▸ **Text passage**:
↓

It may seem counterintuitive that patients with multiple fractures showed, in general, better nutrition, reduced lean mass and a trend to more fat mass, and a even a trend to better social and familial environment, than those with only rib fractures. However, these findings may be interpreted in several ways. One explanation may consist in the fact that rib fractures may appear even after minor trauma, such as falling from a standing position, something which is very common in the advanced alcoholic patient, with muscle atrophy and reduced lean mass, severely impaired nutritional status, and, perhaps, accompanying polineuropathy and/or cerebellar atrophy, whereas multiple fractures may occur after major trauma, fighting and violence among less fragile alcoholics, with preserved lean and fat mass, and, in general, better environmental conditions.
However, an association was found between multiple fractures and liver cirrhosis and/or decompensated liver disease. These patients showed lower values of hormones directly involved in bone homoeostasis, such as vitamin D, IGF-1 and testosterone, decrease in which may play a role in the frequency of fractures. A third factor which must be considered is that the variables trunk and total lean mass, which were higher among cirrhotics and decompensated patients, are in fact measuring also water retention and not just muscle mass. Indeed, ascites is one of the criteria of decompensation of liver disease, and, as expected, it is by far more frequent among decompensated patients than among compensated ones (χ2 = 13.7; P < 0.0001).

↑

▸ **Task requirements**:
Please copy the fracture passage word for word, everything from "It may seem" down to "better environmental conditions.". The rows play no part in working with the fracture passage.

▸ **Source information**:
↓

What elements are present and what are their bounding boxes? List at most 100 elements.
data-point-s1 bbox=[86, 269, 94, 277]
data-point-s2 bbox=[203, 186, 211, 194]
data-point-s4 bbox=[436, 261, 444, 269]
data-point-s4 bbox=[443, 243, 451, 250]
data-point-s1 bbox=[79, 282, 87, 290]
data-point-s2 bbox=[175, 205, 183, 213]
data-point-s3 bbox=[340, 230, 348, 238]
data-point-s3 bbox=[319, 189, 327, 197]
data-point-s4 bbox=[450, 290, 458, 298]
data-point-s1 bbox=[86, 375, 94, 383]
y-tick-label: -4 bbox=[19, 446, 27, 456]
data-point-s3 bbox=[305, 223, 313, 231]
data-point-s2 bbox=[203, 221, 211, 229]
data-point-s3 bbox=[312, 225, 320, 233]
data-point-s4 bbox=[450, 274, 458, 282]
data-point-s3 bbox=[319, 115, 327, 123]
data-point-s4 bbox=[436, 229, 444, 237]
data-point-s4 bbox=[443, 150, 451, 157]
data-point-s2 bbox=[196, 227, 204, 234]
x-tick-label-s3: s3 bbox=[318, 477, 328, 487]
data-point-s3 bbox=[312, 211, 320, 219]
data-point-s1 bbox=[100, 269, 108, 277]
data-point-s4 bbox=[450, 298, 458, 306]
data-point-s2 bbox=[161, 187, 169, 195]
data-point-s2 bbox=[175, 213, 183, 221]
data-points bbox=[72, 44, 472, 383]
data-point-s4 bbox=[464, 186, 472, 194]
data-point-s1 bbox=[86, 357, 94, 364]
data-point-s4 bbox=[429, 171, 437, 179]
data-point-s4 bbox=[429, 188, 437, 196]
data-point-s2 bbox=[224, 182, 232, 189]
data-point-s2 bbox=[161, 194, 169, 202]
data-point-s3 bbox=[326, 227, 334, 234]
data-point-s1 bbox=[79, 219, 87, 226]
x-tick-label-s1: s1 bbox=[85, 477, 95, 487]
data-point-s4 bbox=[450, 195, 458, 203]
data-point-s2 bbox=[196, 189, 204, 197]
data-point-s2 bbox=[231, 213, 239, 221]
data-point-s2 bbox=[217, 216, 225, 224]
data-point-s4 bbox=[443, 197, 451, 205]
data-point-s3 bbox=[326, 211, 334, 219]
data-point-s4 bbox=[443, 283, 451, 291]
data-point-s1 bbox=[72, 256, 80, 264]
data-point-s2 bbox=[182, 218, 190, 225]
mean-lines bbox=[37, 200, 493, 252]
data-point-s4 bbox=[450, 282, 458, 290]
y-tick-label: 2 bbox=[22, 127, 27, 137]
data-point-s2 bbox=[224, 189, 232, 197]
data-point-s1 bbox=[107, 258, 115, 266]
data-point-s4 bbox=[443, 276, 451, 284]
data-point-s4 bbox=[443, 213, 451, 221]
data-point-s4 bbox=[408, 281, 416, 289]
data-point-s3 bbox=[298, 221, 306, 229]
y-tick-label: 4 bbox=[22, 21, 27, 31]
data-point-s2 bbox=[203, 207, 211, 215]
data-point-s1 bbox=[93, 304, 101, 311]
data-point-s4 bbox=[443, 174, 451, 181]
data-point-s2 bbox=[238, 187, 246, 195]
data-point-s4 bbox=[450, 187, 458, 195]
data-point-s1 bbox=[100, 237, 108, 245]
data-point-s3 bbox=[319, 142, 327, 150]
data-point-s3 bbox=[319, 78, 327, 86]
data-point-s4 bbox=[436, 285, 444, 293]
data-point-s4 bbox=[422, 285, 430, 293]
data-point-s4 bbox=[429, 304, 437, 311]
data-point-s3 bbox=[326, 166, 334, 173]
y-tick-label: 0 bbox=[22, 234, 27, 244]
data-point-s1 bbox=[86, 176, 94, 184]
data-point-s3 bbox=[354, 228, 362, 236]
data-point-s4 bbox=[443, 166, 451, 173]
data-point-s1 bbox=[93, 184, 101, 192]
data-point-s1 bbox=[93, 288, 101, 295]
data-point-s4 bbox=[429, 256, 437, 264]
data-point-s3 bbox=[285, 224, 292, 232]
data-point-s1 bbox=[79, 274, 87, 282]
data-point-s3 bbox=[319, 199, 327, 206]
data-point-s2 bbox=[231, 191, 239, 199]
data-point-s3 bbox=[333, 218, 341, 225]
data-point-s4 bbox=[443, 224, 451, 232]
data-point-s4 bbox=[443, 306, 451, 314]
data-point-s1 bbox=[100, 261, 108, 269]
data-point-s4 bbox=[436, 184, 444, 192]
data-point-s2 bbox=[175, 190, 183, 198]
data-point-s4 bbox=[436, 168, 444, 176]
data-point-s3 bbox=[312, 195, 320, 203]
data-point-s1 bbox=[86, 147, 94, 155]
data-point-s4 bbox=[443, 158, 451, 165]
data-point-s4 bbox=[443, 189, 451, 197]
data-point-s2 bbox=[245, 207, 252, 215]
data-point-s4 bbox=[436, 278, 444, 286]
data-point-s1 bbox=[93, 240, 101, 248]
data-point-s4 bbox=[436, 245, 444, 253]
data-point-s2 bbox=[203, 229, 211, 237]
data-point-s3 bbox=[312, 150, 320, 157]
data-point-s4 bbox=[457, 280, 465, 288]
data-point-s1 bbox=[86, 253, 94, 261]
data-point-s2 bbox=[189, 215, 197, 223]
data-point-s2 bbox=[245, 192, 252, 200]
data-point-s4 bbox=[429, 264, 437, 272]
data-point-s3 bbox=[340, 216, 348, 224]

↑

▸ **Result of this task**:
It may seem counterintuitive that patients with multiple fractures showed, in general, better nutrition, reduced lean mass and a trend to more fat mass, and a even a trend to better social and familial environment, than those with only rib fractures. However, these findings may be interpreted in several ways. One explanation may consist in the fact that rib fractures may appear even after minor trauma, such as falling from a standing position, something which is very common in the advanced alcoholic patient, with muscle atrophy and reduced lean mass, severely impaired nutritional status, and, perhaps, accompanying polineuropathy and/or cerebellar atrophy, whereas multiple fractures may occur after major trauma, fighting and violence among less fragile alcoholics, with preserved lean and fat mass, and, in general, better environmental conditions.